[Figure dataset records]
>> start

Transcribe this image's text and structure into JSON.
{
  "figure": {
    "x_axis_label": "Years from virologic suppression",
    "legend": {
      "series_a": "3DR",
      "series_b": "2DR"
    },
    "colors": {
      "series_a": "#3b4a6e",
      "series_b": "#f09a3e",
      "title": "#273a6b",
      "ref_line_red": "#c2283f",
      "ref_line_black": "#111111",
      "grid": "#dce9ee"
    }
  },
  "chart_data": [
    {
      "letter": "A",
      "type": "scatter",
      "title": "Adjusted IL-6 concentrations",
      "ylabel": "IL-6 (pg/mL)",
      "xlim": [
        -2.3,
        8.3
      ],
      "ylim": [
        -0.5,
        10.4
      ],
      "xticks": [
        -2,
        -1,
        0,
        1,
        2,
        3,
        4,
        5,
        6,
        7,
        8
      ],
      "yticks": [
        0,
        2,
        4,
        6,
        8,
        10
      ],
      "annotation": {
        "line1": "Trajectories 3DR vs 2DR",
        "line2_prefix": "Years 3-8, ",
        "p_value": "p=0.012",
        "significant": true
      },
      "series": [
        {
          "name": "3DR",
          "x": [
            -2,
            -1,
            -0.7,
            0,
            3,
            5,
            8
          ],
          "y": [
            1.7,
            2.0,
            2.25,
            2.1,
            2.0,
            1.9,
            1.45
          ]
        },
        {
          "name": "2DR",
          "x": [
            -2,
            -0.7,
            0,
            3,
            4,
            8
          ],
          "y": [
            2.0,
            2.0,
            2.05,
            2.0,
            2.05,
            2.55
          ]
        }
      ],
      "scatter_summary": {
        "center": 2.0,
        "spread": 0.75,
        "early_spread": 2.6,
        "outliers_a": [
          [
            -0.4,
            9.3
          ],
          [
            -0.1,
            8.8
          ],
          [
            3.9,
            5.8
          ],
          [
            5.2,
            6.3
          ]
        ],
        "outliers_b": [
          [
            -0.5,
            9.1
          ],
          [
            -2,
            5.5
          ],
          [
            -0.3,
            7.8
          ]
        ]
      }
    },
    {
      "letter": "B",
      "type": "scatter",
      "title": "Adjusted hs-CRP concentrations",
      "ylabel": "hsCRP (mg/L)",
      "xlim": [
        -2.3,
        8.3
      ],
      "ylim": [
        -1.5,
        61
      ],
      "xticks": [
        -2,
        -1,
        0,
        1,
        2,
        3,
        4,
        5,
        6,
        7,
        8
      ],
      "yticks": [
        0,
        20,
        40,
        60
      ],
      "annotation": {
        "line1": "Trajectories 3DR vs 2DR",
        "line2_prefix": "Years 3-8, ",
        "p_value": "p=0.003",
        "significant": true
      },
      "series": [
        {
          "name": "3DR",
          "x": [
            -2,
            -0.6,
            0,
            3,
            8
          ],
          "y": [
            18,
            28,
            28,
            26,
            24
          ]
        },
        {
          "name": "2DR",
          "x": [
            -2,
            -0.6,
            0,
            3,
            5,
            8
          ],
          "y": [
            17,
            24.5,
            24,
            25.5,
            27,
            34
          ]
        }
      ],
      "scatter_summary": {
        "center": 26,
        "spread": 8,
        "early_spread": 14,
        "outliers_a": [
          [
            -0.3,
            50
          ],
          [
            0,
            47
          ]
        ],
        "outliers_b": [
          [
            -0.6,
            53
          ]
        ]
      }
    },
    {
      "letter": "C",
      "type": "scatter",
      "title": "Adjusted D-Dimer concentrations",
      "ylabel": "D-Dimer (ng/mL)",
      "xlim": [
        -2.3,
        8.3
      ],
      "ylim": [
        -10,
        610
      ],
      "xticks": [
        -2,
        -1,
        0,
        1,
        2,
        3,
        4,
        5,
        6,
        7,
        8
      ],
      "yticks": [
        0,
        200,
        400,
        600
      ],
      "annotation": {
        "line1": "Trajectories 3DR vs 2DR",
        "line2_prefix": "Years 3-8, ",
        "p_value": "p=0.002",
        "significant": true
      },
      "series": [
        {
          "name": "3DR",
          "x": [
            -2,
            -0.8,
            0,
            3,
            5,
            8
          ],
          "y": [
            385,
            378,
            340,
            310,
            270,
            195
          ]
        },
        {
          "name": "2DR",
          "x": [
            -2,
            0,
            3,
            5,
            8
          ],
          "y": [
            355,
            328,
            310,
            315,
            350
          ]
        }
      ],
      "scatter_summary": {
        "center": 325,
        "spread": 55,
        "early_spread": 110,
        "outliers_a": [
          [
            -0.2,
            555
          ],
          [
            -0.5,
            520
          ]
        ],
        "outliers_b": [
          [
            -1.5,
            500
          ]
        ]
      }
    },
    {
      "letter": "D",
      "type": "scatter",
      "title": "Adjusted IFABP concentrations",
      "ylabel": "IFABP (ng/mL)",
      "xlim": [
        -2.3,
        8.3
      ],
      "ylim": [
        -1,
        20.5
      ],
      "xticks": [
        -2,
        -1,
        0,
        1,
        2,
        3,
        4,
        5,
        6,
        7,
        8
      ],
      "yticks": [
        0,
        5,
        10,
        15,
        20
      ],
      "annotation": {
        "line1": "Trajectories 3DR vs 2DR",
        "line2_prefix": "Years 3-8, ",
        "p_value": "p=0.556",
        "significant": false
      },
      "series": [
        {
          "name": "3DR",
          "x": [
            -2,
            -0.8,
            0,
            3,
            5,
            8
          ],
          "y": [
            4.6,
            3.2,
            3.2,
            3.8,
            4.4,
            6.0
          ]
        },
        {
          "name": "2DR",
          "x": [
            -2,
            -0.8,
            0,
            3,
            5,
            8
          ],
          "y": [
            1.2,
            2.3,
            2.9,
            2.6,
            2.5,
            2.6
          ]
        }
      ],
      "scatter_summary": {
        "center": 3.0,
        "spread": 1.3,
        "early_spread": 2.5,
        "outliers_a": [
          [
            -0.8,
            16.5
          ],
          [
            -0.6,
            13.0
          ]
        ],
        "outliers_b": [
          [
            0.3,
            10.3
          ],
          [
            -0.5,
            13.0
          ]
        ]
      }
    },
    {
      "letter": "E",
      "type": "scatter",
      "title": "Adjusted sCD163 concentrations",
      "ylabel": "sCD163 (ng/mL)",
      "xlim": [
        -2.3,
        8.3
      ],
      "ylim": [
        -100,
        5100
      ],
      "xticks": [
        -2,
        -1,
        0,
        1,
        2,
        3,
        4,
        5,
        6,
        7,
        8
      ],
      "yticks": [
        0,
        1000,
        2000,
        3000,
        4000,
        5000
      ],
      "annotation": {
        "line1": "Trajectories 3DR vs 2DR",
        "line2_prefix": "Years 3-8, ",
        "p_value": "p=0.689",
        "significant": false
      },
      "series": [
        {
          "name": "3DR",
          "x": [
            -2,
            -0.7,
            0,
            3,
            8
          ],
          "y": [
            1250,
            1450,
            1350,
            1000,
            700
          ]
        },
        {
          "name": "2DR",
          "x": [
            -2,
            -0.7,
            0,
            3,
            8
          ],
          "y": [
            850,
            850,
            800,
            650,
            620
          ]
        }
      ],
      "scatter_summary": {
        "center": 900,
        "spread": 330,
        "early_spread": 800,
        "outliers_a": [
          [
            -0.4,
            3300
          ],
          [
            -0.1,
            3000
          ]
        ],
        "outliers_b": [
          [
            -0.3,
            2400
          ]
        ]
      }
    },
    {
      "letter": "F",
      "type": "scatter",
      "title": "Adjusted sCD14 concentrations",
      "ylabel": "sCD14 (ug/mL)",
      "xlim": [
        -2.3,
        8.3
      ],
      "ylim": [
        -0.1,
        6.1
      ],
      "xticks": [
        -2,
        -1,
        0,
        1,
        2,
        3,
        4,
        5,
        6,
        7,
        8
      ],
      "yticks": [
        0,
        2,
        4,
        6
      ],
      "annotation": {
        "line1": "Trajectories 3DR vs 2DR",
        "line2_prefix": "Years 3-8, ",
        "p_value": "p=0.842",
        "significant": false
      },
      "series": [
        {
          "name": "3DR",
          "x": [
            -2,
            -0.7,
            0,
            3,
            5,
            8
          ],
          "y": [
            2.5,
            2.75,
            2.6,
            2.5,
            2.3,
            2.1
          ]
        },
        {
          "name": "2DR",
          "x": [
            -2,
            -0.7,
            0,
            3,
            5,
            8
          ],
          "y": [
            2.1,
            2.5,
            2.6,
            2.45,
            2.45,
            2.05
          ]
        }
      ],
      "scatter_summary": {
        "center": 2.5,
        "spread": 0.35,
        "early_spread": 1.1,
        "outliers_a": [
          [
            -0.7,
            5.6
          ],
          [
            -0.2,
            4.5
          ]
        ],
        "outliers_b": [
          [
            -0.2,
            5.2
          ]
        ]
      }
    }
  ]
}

>> end

# THE PROBLEM:
Pull every line containing the word "IFABP" out of the material.

# WRITTEN RESPONSE:
      "title": "Adjusted IFABP concentrations",
      "ylabel": "IFABP (ng/mL)",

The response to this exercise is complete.